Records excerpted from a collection
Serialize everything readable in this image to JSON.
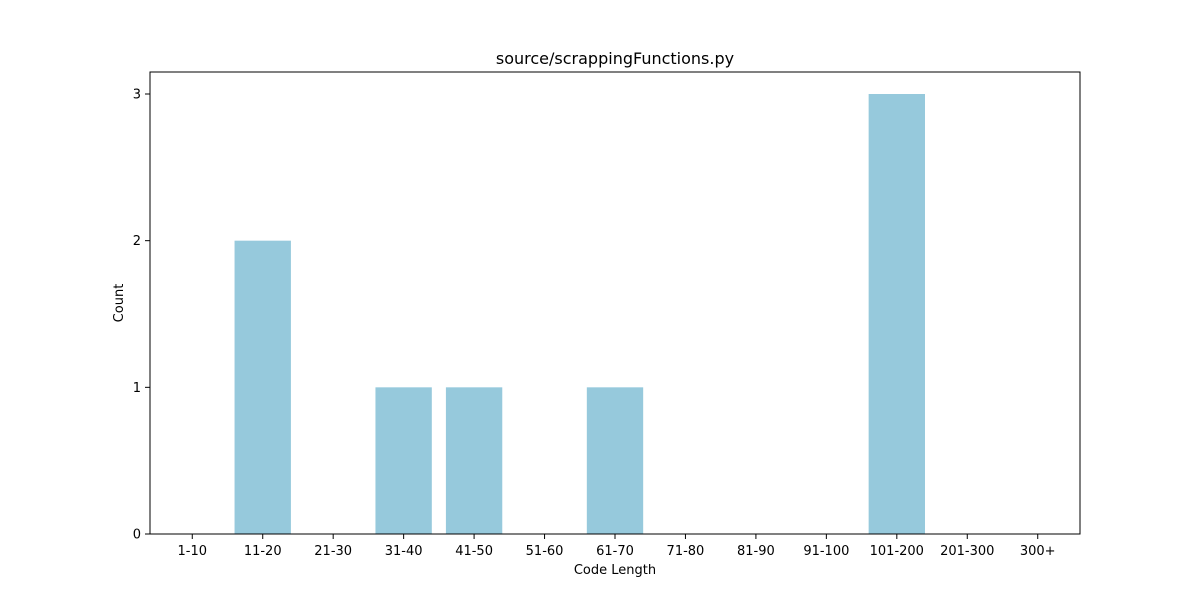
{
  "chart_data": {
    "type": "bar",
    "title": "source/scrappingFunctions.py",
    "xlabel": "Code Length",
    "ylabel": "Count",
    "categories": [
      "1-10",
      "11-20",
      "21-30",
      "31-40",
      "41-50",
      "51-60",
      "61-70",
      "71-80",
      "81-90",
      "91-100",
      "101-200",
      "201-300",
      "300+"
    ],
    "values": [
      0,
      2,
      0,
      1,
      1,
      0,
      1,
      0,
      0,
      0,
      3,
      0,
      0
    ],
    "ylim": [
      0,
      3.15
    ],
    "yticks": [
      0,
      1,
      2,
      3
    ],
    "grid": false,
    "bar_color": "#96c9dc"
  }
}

_PROBLEM TO SOLVE_. Copy out each line exactly, without the pictures.

_OUTPUT BELOW_.
Serialize everything readable in this image to JSON.
{
  "chart_data": {
    "type": "bar",
    "title": "source/scrappingFunctions.py",
    "xlabel": "Code Length",
    "ylabel": "Count",
    "categories": [
      "1-10",
      "11-20",
      "21-30",
      "31-40",
      "41-50",
      "51-60",
      "61-70",
      "71-80",
      "81-90",
      "91-100",
      "101-200",
      "201-300",
      "300+"
    ],
    "values": [
      0,
      2,
      0,
      1,
      1,
      0,
      1,
      0,
      0,
      0,
      3,
      0,
      0
    ],
    "ylim": [
      0,
      3.15
    ],
    "yticks": [
      0,
      1,
      2,
      3
    ],
    "grid": false,
    "bar_color": "#96c9dc"
  }
}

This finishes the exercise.